• [Work to be completed]: Retype the data that follows line by line, exactly, and leave its pictures out.

• [Exercise material]:
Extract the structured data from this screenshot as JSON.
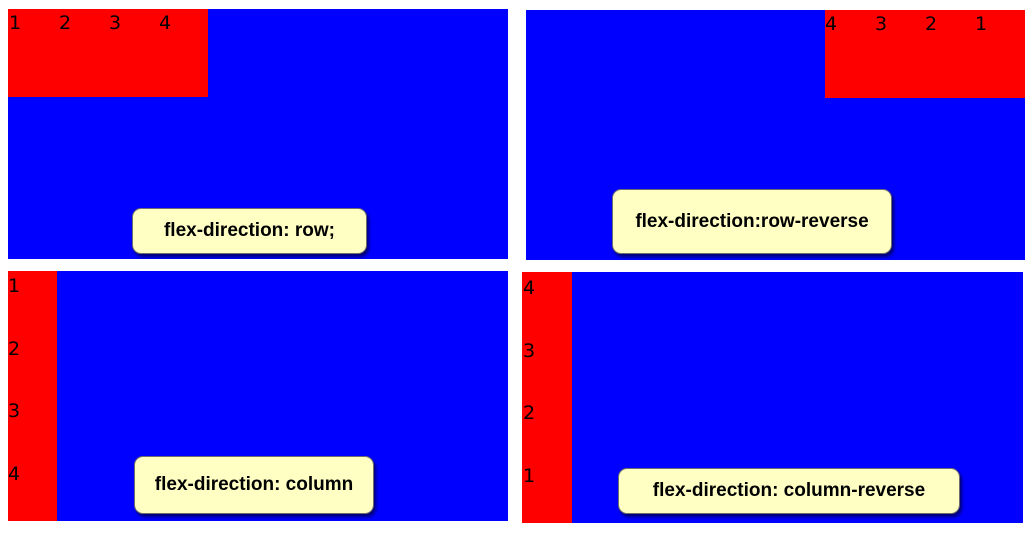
{
  "panels": {
    "row": {
      "caption": "flex-direction: row;",
      "items": [
        "1",
        "2",
        "3",
        "4"
      ]
    },
    "row_reverse": {
      "caption": "flex-direction:row-reverse",
      "items": [
        "1",
        "2",
        "3",
        "4"
      ]
    },
    "column": {
      "caption": "flex-direction: column",
      "items": [
        "1",
        "2",
        "3",
        "4"
      ]
    },
    "column_reverse": {
      "caption": "flex-direction: column-reverse",
      "items": [
        "1",
        "2",
        "3",
        "4"
      ]
    }
  },
  "colors": {
    "container": "#0000ff",
    "items": "#ff0000",
    "caption_background": "#ffffc4"
  }
}
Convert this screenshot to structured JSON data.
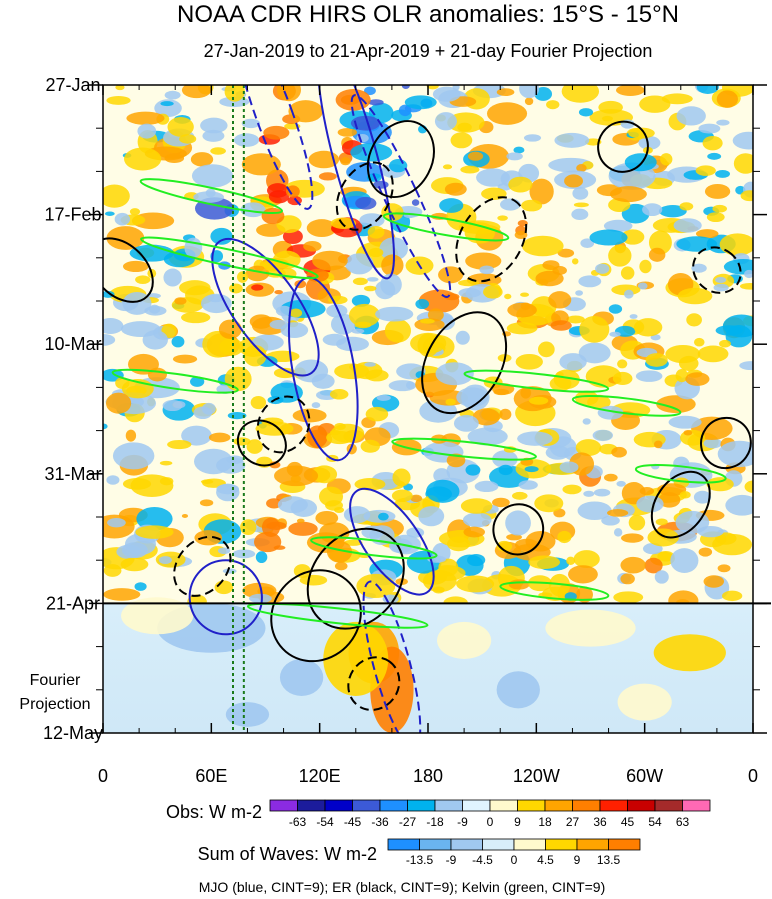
{
  "chart_data": {
    "type": "heatmap",
    "title": "NOAA CDR HIRS OLR anomalies: 15°S - 15°N",
    "subtitle": "27-Jan-2019 to 21-Apr-2019 + 21-day Fourier Projection",
    "x_ticks": [
      "0",
      "60E",
      "120E",
      "180",
      "120W",
      "60W",
      "0"
    ],
    "x_tick_values": [
      0,
      60,
      120,
      180,
      240,
      300,
      360
    ],
    "xlim": [
      0,
      360
    ],
    "y_ticks": [
      "27-Jan",
      "17-Feb",
      "10-Mar",
      "31-Mar",
      "21-Apr",
      "12-May"
    ],
    "y_tick_days": [
      0,
      21,
      42,
      63,
      84,
      105
    ],
    "ylim_days": [
      0,
      105
    ],
    "projection_start_day": 84,
    "projection_label": [
      "Fourier",
      "Projection"
    ],
    "reference_lines_lon": [
      72,
      78
    ],
    "obs_colorbar": {
      "label": "Obs: W m-2",
      "levels": [
        "-63",
        "-54",
        "-45",
        "-36",
        "-27",
        "-18",
        "-9",
        "0",
        "9",
        "18",
        "27",
        "36",
        "45",
        "54",
        "63"
      ],
      "colors": [
        "#8b2be2",
        "#1c1c9c",
        "#0000c8",
        "#3c5ad7",
        "#1e90ff",
        "#00b2ee",
        "#a0c8f0",
        "#e0f4ff",
        "#fffacd",
        "#ffd700",
        "#ffa500",
        "#ff7f00",
        "#ff2000",
        "#c80000",
        "#a52a2a",
        "#ff69b4"
      ]
    },
    "waves_colorbar": {
      "label": "Sum of Waves: W m-2",
      "levels": [
        "-13.5",
        "-9",
        "-4.5",
        "0",
        "4.5",
        "9",
        "13.5"
      ],
      "colors": [
        "#1e90ff",
        "#6ab4f0",
        "#a0c8f0",
        "#d8eefa",
        "#fffacd",
        "#ffd700",
        "#ffa500",
        "#ff7f00"
      ]
    },
    "footnote": "MJO (blue, CINT=9); ER (black, CINT=9); Kelvin (green, CINT=9)",
    "series": [
      {
        "name": "MJO",
        "color": "#2020c8",
        "contours": [
          {
            "lon": 95,
            "day": 5,
            "rx": 10,
            "ry": 16,
            "rot": -20,
            "dash": true
          },
          {
            "lon": 140,
            "day": 12,
            "rx": 12,
            "ry": 20,
            "rot": -15,
            "dash": false
          },
          {
            "lon": 165,
            "day": 18,
            "rx": 9,
            "ry": 18,
            "rot": -25,
            "dash": true
          },
          {
            "lon": 90,
            "day": 36,
            "rx": 18,
            "ry": 13,
            "rot": -35,
            "dash": false
          },
          {
            "lon": 122,
            "day": 46,
            "rx": 17,
            "ry": 15,
            "rot": -10,
            "dash": false
          },
          {
            "lon": 160,
            "day": 94,
            "rx": 10,
            "ry": 14,
            "rot": -15,
            "dash": true
          },
          {
            "lon": 68,
            "day": 83,
            "rx": 20,
            "ry": 6,
            "rot": -5,
            "dash": false
          },
          {
            "lon": 160,
            "day": 74,
            "rx": 15,
            "ry": 10,
            "rot": -35,
            "dash": false
          }
        ]
      },
      {
        "name": "ER",
        "color": "#000000",
        "contours": [
          {
            "lon": 165,
            "day": 12,
            "rx": 22,
            "ry": 5,
            "rot": -62,
            "dash": false
          },
          {
            "lon": 145,
            "day": 18,
            "rx": 20,
            "ry": 4,
            "rot": -60,
            "dash": true
          },
          {
            "lon": 215,
            "day": 25,
            "rx": 25,
            "ry": 5,
            "rot": -60,
            "dash": true
          },
          {
            "lon": 200,
            "day": 45,
            "rx": 30,
            "ry": 6,
            "rot": -60,
            "dash": false
          },
          {
            "lon": 288,
            "day": 10,
            "rx": 14,
            "ry": 4,
            "rot": -55,
            "dash": false
          },
          {
            "lon": 340,
            "day": 30,
            "rx": 12,
            "ry": 4,
            "rot": -55,
            "dash": true
          },
          {
            "lon": 10,
            "day": 30,
            "rx": 14,
            "ry": 6,
            "rot": -45,
            "dash": false
          },
          {
            "lon": 100,
            "day": 55,
            "rx": 16,
            "ry": 4,
            "rot": -60,
            "dash": true
          },
          {
            "lon": 88,
            "day": 58,
            "rx": 12,
            "ry": 4,
            "rot": -60,
            "dash": false
          },
          {
            "lon": 140,
            "day": 80,
            "rx": 30,
            "ry": 7,
            "rot": -50,
            "dash": false
          },
          {
            "lon": 118,
            "day": 86,
            "rx": 26,
            "ry": 7,
            "rot": -50,
            "dash": false
          },
          {
            "lon": 55,
            "day": 78,
            "rx": 18,
            "ry": 4,
            "rot": -50,
            "dash": true
          },
          {
            "lon": 320,
            "day": 68,
            "rx": 20,
            "ry": 4,
            "rot": -55,
            "dash": false
          },
          {
            "lon": 345,
            "day": 58,
            "rx": 14,
            "ry": 4,
            "rot": -55,
            "dash": false
          },
          {
            "lon": 230,
            "day": 72,
            "rx": 14,
            "ry": 4,
            "rot": -55,
            "dash": false
          },
          {
            "lon": 150,
            "day": 97,
            "rx": 15,
            "ry": 4,
            "rot": -55,
            "dash": true
          }
        ]
      },
      {
        "name": "Kelvin",
        "color": "#22ee22",
        "contours": [
          {
            "lon": 60,
            "day": 18,
            "rx": 40,
            "ry": 1.3,
            "rot": 12,
            "dash": false
          },
          {
            "lon": 70,
            "day": 28,
            "rx": 50,
            "ry": 1.3,
            "rot": 12,
            "dash": false
          },
          {
            "lon": 190,
            "day": 23,
            "rx": 35,
            "ry": 1.3,
            "rot": 10,
            "dash": false
          },
          {
            "lon": 240,
            "day": 48,
            "rx": 40,
            "ry": 1.2,
            "rot": 6,
            "dash": false
          },
          {
            "lon": 290,
            "day": 52,
            "rx": 30,
            "ry": 1.2,
            "rot": 7,
            "dash": false
          },
          {
            "lon": 200,
            "day": 59,
            "rx": 40,
            "ry": 1.2,
            "rot": 6,
            "dash": false
          },
          {
            "lon": 320,
            "day": 63,
            "rx": 25,
            "ry": 1.2,
            "rot": 6,
            "dash": false
          },
          {
            "lon": 40,
            "day": 48,
            "rx": 35,
            "ry": 1.2,
            "rot": 8,
            "dash": false
          },
          {
            "lon": 150,
            "day": 75,
            "rx": 35,
            "ry": 1.2,
            "rot": 7,
            "dash": false
          },
          {
            "lon": 130,
            "day": 86,
            "rx": 50,
            "ry": 1.2,
            "rot": 6,
            "dash": false
          },
          {
            "lon": 250,
            "day": 82,
            "rx": 30,
            "ry": 1.2,
            "rot": 5,
            "dash": false
          }
        ]
      }
    ]
  }
}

• [Written reply]:
Extract the structured data from this screenshot as JSON.
{
  "panels": {
    "row": {
      "caption": "flex-direction: row;",
      "items": [
        "1",
        "2",
        "3",
        "4"
      ]
    },
    "row_reverse": {
      "caption": "flex-direction:row-reverse",
      "items": [
        "1",
        "2",
        "3",
        "4"
      ]
    },
    "column": {
      "caption": "flex-direction: column",
      "items": [
        "1",
        "2",
        "3",
        "4"
      ]
    },
    "column_reverse": {
      "caption": "flex-direction: column-reverse",
      "items": [
        "1",
        "2",
        "3",
        "4"
      ]
    }
  },
  "colors": {
    "container": "#0000ff",
    "items": "#ff0000",
    "caption_background": "#ffffc4"
  }
}
Convert this screenshot to structured JSON data.
{
  "chart_data": {
    "type": "heatmap",
    "title": "NOAA CDR HIRS OLR anomalies: 15°S - 15°N",
    "subtitle": "27-Jan-2019 to 21-Apr-2019 + 21-day Fourier Projection",
    "x_ticks": [
      "0",
      "60E",
      "120E",
      "180",
      "120W",
      "60W",
      "0"
    ],
    "x_tick_values": [
      0,
      60,
      120,
      180,
      240,
      300,
      360
    ],
    "xlim": [
      0,
      360
    ],
    "y_ticks": [
      "27-Jan",
      "17-Feb",
      "10-Mar",
      "31-Mar",
      "21-Apr",
      "12-May"
    ],
    "y_tick_days": [
      0,
      21,
      42,
      63,
      84,
      105
    ],
    "ylim_days": [
      0,
      105
    ],
    "projection_start_day": 84,
    "projection_label": [
      "Fourier",
      "Projection"
    ],
    "reference_lines_lon": [
      72,
      78
    ],
    "obs_colorbar": {
      "label": "Obs: W m-2",
      "levels": [
        "-63",
        "-54",
        "-45",
        "-36",
        "-27",
        "-18",
        "-9",
        "0",
        "9",
        "18",
        "27",
        "36",
        "45",
        "54",
        "63"
      ],
      "colors": [
        "#8b2be2",
        "#1c1c9c",
        "#0000c8",
        "#3c5ad7",
        "#1e90ff",
        "#00b2ee",
        "#a0c8f0",
        "#e0f4ff",
        "#fffacd",
        "#ffd700",
        "#ffa500",
        "#ff7f00",
        "#ff2000",
        "#c80000",
        "#a52a2a",
        "#ff69b4"
      ]
    },
    "waves_colorbar": {
      "label": "Sum of Waves: W m-2",
      "levels": [
        "-13.5",
        "-9",
        "-4.5",
        "0",
        "4.5",
        "9",
        "13.5"
      ],
      "colors": [
        "#1e90ff",
        "#6ab4f0",
        "#a0c8f0",
        "#d8eefa",
        "#fffacd",
        "#ffd700",
        "#ffa500",
        "#ff7f00"
      ]
    },
    "footnote": "MJO (blue, CINT=9); ER (black, CINT=9); Kelvin (green, CINT=9)",
    "series": [
      {
        "name": "MJO",
        "color": "#2020c8",
        "contours": [
          {
            "lon": 95,
            "day": 5,
            "rx": 10,
            "ry": 16,
            "rot": -20,
            "dash": true
          },
          {
            "lon": 140,
            "day": 12,
            "rx": 12,
            "ry": 20,
            "rot": -15,
            "dash": false
          },
          {
            "lon": 165,
            "day": 18,
            "rx": 9,
            "ry": 18,
            "rot": -25,
            "dash": true
          },
          {
            "lon": 90,
            "day": 36,
            "rx": 18,
            "ry": 13,
            "rot": -35,
            "dash": false
          },
          {
            "lon": 122,
            "day": 46,
            "rx": 17,
            "ry": 15,
            "rot": -10,
            "dash": false
          },
          {
            "lon": 160,
            "day": 94,
            "rx": 10,
            "ry": 14,
            "rot": -15,
            "dash": true
          },
          {
            "lon": 68,
            "day": 83,
            "rx": 20,
            "ry": 6,
            "rot": -5,
            "dash": false
          },
          {
            "lon": 160,
            "day": 74,
            "rx": 15,
            "ry": 10,
            "rot": -35,
            "dash": false
          }
        ]
      },
      {
        "name": "ER",
        "color": "#000000",
        "contours": [
          {
            "lon": 165,
            "day": 12,
            "rx": 22,
            "ry": 5,
            "rot": -62,
            "dash": false
          },
          {
            "lon": 145,
            "day": 18,
            "rx": 20,
            "ry": 4,
            "rot": -60,
            "dash": true
          },
          {
            "lon": 215,
            "day": 25,
            "rx": 25,
            "ry": 5,
            "rot": -60,
            "dash": true
          },
          {
            "lon": 200,
            "day": 45,
            "rx": 30,
            "ry": 6,
            "rot": -60,
            "dash": false
          },
          {
            "lon": 288,
            "day": 10,
            "rx": 14,
            "ry": 4,
            "rot": -55,
            "dash": false
          },
          {
            "lon": 340,
            "day": 30,
            "rx": 12,
            "ry": 4,
            "rot": -55,
            "dash": true
          },
          {
            "lon": 10,
            "day": 30,
            "rx": 14,
            "ry": 6,
            "rot": -45,
            "dash": false
          },
          {
            "lon": 100,
            "day": 55,
            "rx": 16,
            "ry": 4,
            "rot": -60,
            "dash": true
          },
          {
            "lon": 88,
            "day": 58,
            "rx": 12,
            "ry": 4,
            "rot": -60,
            "dash": false
          },
          {
            "lon": 140,
            "day": 80,
            "rx": 30,
            "ry": 7,
            "rot": -50,
            "dash": false
          },
          {
            "lon": 118,
            "day": 86,
            "rx": 26,
            "ry": 7,
            "rot": -50,
            "dash": false
          },
          {
            "lon": 55,
            "day": 78,
            "rx": 18,
            "ry": 4,
            "rot": -50,
            "dash": true
          },
          {
            "lon": 320,
            "day": 68,
            "rx": 20,
            "ry": 4,
            "rot": -55,
            "dash": false
          },
          {
            "lon": 345,
            "day": 58,
            "rx": 14,
            "ry": 4,
            "rot": -55,
            "dash": false
          },
          {
            "lon": 230,
            "day": 72,
            "rx": 14,
            "ry": 4,
            "rot": -55,
            "dash": false
          },
          {
            "lon": 150,
            "day": 97,
            "rx": 15,
            "ry": 4,
            "rot": -55,
            "dash": true
          }
        ]
      },
      {
        "name": "Kelvin",
        "color": "#22ee22",
        "contours": [
          {
            "lon": 60,
            "day": 18,
            "rx": 40,
            "ry": 1.3,
            "rot": 12,
            "dash": false
          },
          {
            "lon": 70,
            "day": 28,
            "rx": 50,
            "ry": 1.3,
            "rot": 12,
            "dash": false
          },
          {
            "lon": 190,
            "day": 23,
            "rx": 35,
            "ry": 1.3,
            "rot": 10,
            "dash": false
          },
          {
            "lon": 240,
            "day": 48,
            "rx": 40,
            "ry": 1.2,
            "rot": 6,
            "dash": false
          },
          {
            "lon": 290,
            "day": 52,
            "rx": 30,
            "ry": 1.2,
            "rot": 7,
            "dash": false
          },
          {
            "lon": 200,
            "day": 59,
            "rx": 40,
            "ry": 1.2,
            "rot": 6,
            "dash": false
          },
          {
            "lon": 320,
            "day": 63,
            "rx": 25,
            "ry": 1.2,
            "rot": 6,
            "dash": false
          },
          {
            "lon": 40,
            "day": 48,
            "rx": 35,
            "ry": 1.2,
            "rot": 8,
            "dash": false
          },
          {
            "lon": 150,
            "day": 75,
            "rx": 35,
            "ry": 1.2,
            "rot": 7,
            "dash": false
          },
          {
            "lon": 130,
            "day": 86,
            "rx": 50,
            "ry": 1.2,
            "rot": 6,
            "dash": false
          },
          {
            "lon": 250,
            "day": 82,
            "rx": 30,
            "ry": 1.2,
            "rot": 5,
            "dash": false
          }
        ]
      }
    ]
  }
}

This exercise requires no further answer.